#### [TEXT UNDER STUDY]
-- -- --

A Presidential Pardon for Derek Chauvin?
The former Minneapolis cop was railroaded, and Donald Trump is being asked to right that wrong.
This won’t be a popular opinion in the faculty lounge, but Derek Chauvin’s murder conviction in the George Floyd case wasn’t so much a dispensation of criminal justice as it was a lynching.
That’s right: Chauvin’s 22-and-a-half-year sentence was a race-based hanging — figuratively, in this case, but not one iota less racially motivated. Think about it: If that had been a black cop with his knee on the neck and shoulder of a noncompliant drugged-out career criminal with a deadly heart condition, South Minneapolis would’ve never gone up in flames. Nor would our nation have erupted in a summer of rage that cost more than two dozen lives and $2 billion in damages. Nor would the Marxist grifters who founded Black Lives Matter have been able to shake down one successful American corporation after another, to the tune of tens of millions of dollars, and then go on a luxury home-buying spree.
All these things happened because Officer Derek Chauvin was white.
Which brings us to the point of all this: Chauvin was racially sacrificed to the “social justice” mob and wrongly convicted of murdering the unworthiest of martyrs, George Floyd. Because of this — because the legal deck was so grossly stacked against him — Chauvin deserves a pardon. He’ll never get one so long as a Democrat is in Minnesota’s governor’s mansion, but President Donald Trump could certainly do it.
Indeed, The Daily Wire’s Ben Shapiro petitioned Trump to do exactly that via an open letter earlier this week. As Shapiro wrote:
George Floyd was high on fentanyl. He had a significant pre-existing heart condition. He was saying he could not breathe before he was even out of the car. Derek Chauvin … had his knee on George Floyd’s shoulder or back, not on his neck; this was confirmed by the autopsy, which showed no damage to George Floyd’s trachea. There was no accusation at trial that Derek Chauvin targeted George Floyd for his race.

-- -- --

Data pulled from a collection:
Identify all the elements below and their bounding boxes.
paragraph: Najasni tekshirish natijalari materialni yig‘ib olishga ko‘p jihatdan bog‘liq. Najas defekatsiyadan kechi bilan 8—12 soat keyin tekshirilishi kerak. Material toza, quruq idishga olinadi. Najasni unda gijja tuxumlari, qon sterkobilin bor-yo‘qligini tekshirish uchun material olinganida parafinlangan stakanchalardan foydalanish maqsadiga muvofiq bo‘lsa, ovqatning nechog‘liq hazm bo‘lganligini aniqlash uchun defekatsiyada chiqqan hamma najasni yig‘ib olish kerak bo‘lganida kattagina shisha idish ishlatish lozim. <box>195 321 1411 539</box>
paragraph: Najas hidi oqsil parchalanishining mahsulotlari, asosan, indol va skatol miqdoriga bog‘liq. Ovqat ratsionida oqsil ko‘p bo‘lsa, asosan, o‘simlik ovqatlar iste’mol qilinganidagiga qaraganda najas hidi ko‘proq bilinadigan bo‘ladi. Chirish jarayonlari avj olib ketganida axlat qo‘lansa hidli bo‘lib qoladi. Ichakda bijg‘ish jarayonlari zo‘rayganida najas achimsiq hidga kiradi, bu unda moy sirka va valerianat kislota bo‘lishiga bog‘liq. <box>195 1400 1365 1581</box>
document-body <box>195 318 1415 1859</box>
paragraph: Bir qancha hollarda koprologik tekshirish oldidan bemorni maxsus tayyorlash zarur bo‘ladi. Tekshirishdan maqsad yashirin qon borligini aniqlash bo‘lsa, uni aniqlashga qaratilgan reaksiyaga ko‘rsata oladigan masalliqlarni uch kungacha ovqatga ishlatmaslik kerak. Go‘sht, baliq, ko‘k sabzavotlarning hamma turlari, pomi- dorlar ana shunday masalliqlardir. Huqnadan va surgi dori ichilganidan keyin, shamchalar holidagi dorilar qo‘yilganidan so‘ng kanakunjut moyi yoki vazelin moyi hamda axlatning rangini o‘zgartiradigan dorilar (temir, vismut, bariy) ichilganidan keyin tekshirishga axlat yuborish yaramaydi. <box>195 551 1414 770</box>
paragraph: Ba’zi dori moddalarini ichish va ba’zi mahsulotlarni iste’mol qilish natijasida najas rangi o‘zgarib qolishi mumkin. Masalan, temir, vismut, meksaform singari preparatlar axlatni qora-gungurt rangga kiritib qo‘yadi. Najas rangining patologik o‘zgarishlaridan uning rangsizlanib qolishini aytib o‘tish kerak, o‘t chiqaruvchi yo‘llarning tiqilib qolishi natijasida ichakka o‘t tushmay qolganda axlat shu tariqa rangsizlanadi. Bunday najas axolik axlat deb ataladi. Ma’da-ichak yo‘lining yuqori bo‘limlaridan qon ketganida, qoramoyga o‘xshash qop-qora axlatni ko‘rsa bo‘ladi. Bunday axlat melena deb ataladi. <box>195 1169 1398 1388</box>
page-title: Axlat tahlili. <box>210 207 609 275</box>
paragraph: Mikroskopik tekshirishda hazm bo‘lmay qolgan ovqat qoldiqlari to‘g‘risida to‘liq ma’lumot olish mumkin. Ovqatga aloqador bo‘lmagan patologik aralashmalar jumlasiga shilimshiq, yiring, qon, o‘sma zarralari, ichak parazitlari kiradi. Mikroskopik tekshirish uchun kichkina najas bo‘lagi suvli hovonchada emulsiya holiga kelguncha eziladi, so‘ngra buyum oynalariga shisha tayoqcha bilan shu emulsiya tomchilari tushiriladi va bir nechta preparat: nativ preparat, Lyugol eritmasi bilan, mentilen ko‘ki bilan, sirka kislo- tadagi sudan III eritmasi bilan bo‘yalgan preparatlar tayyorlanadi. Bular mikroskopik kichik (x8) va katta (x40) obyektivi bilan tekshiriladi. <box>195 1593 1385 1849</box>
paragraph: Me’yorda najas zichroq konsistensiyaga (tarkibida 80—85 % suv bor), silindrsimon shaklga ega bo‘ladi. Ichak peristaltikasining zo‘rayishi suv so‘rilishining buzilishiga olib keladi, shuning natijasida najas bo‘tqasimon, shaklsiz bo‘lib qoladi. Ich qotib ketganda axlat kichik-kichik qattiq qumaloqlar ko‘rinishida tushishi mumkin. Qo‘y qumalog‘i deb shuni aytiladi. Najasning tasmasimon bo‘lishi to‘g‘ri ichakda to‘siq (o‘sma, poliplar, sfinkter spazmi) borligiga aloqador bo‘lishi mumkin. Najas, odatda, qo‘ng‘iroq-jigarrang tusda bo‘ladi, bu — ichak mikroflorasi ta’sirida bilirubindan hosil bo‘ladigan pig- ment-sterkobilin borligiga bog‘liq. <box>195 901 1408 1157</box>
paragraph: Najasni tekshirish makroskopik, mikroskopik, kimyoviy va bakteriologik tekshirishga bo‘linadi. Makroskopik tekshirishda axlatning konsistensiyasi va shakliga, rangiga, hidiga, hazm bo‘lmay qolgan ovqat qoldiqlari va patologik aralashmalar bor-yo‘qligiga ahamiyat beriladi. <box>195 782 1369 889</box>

-- -- --

#### [EXERCISES]
A. In the opinion piece about a pardon for Derek Chauvin, how long was Chauvin's sentence?
B. Translate this sentence from the opinion piece about a pardon for Derek Chauvin into Spanish: "All these things happened because Officer Derek Chauvin was white."
C. Pick up the opinion piece about a pardon for Derek Chauvin right after its last sentence and keep writing.

#### [RESULTS OF THE EXERCISE]
A. 22 and a half years.

B. Todas estas cosas sucedieron porque el agente Derek Chauvin era blanco.

C.
Perhaps most significantly, there was massive overt pressure on the jury to return a guilty verdict regardless of the evidence or any semblance of impartial deliberation. This pressure took the form of threats, coercion, and intimidation. The Mayor of Minneapolis pre-judged the outcome of the trial and immediately issued a large settlement to the Floyd family. Then-President Biden, Congresswoman Maxine Waters, and others pre-judged the outcome of the trial and took to national media to create pressure on the jury to go along with their preferred narrative.
Given all this, it’s hard to imagine the pressure that would’ve been on the Chauvin jury to return a guilty verdict. And so they did just that.
Shapiro concludes, “Make no mistake — the Derek Chauvin conviction represents the defining achievement of the Woke movement in American politics. The country cannot turn the page on that dark, divisive, and racist era without righting this terrible wrong.”
Notably, our own Mark Alexander has previously cited Floyd’s autopsy and other evidence when arguing that Chauvin was wrongfully convicted of murdering Floyd, and should be pardoned.
This strikes me as the right thing to do, and President Trump has shown time and again that he’s not averse to making tough decisions in the face of enormous political pressure. The question then becomes: Would Chauvin even want a pardon from Trump?
Let me explain. As president, Donald Trump’s power to pardon those convicted of federal crimes is absolute. But it doesn’t extend to state-level convictions, and Chauvin is serving his state and federal conviction concurrently, as agreed upon by federal prosecutors. As National Review’s Andrew McCarthy notes, “Though he went to trial in the state case, Chauvin voluntarily pled guilty to the federal charge.” That’s because he “understandably wants to serve any prison time in a federal facility,” which is likely safer than a state prison. (This doesn’t mean Chauvin is safe in federal prison — not at all. Recall that in November 2023, Chauvin was stabbed 22 times in a federal prison in Arizona by a former gang leader and FBI informant who said he specifically targeted Chauvin. Still, state prisons are notoriously dangerous for former cops.)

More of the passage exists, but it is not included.